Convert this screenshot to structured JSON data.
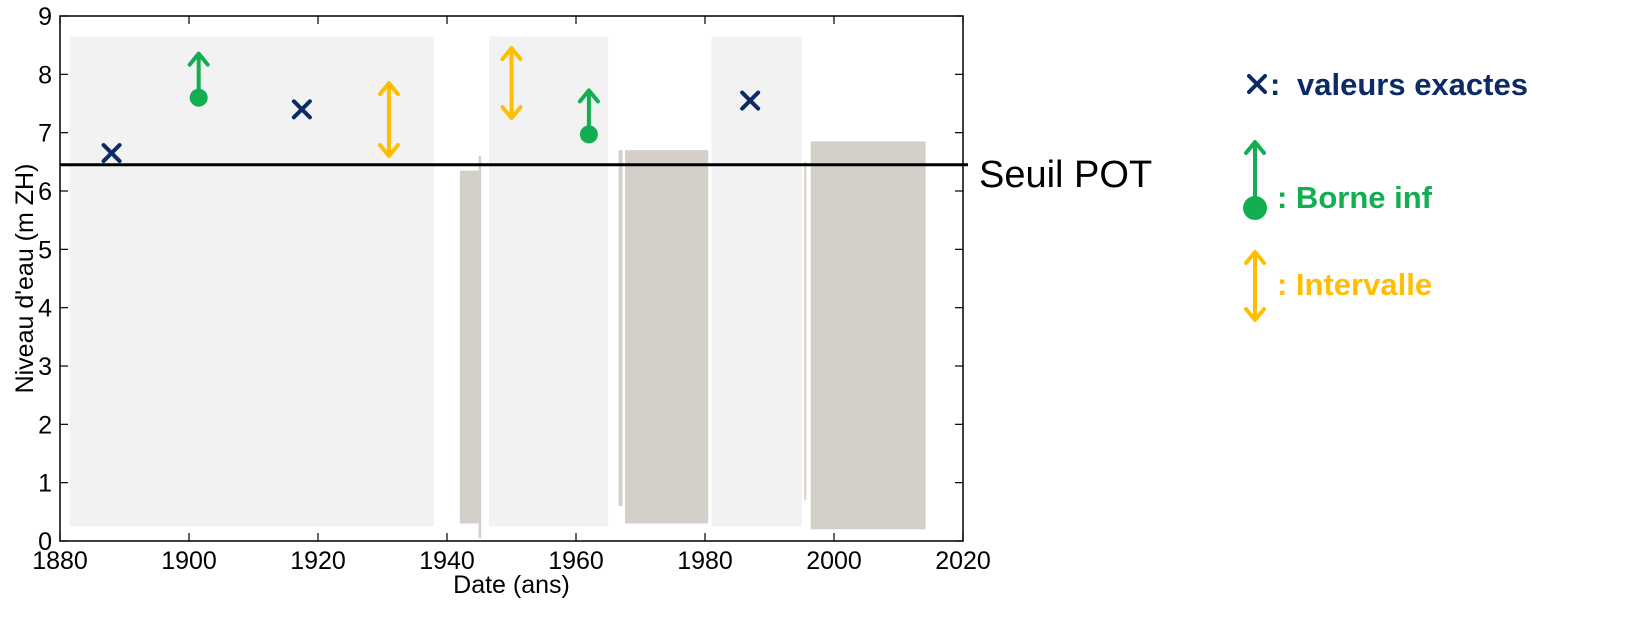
{
  "colors": {
    "exact": "#0b2a66",
    "lower_bound": "#13ad52",
    "interval": "#ffbe00",
    "gauge": "#d4cfc8",
    "historic_period": "#f2f2f2",
    "threshold": "#000000"
  },
  "chart_data": {
    "type": "scatter",
    "xlabel": "Date (ans)",
    "ylabel": "Niveau d'eau (m ZH)",
    "xlim": [
      1880,
      2020
    ],
    "ylim": [
      0,
      9
    ],
    "xticks": [
      1880,
      1900,
      1920,
      1940,
      1960,
      1980,
      2000,
      2020
    ],
    "yticks": [
      0,
      1,
      2,
      3,
      4,
      5,
      6,
      7,
      8,
      9
    ],
    "grid": false,
    "threshold": {
      "label": "Seuil POT",
      "value": 6.45
    },
    "historic_periods": [
      {
        "start": 1881.5,
        "end": 1938,
        "ymin": 0.25,
        "ymax": 8.65
      },
      {
        "start": 1946.5,
        "end": 1965,
        "ymin": 0.25,
        "ymax": 8.65
      },
      {
        "start": 1981,
        "end": 1995,
        "ymin": 0.25,
        "ymax": 8.65
      }
    ],
    "exact_values": [
      {
        "x": 1888,
        "y": 6.65
      },
      {
        "x": 1917.5,
        "y": 7.4
      },
      {
        "x": 1987,
        "y": 7.55
      }
    ],
    "lower_bounds": [
      {
        "x": 1901.5,
        "y": 7.6
      },
      {
        "x": 1962,
        "y": 6.97
      }
    ],
    "intervals": [
      {
        "x": 1931,
        "low": 6.6,
        "high": 7.85
      },
      {
        "x": 1950,
        "low": 7.25,
        "high": 8.45
      }
    ],
    "gauge_records": [
      {
        "start": 1942,
        "end": 1944.9,
        "low": 0.3,
        "high": 6.35
      },
      {
        "start": 1944.9,
        "end": 1945.3,
        "low": 0.05,
        "high": 6.6
      },
      {
        "start": 1966.6,
        "end": 1967.2,
        "low": 0.6,
        "high": 6.7
      },
      {
        "start": 1967.6,
        "end": 1980.5,
        "low": 0.3,
        "high": 6.7
      },
      {
        "start": 1995.4,
        "end": 1995.7,
        "low": 0.7,
        "high": 6.5
      },
      {
        "start": 1996.4,
        "end": 2014.2,
        "low": 0.2,
        "high": 6.85
      }
    ]
  },
  "legend": {
    "exact_label": "valeurs exactes",
    "lower_bound_label": ": Borne inf",
    "interval_label": ": Intervalle"
  }
}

# # #

Goal → Filter the entries down to the lines with the word "start" in them.

Response for this exercise →
        "start": 1881.5,
        "start": 1946.5,
        "start": 1981,
        "start": 1942,
        "start": 1944.9,
        "start": 1966.6,
        "start": 1967.6,
        "start": 1995.4,
        "start": 1996.4,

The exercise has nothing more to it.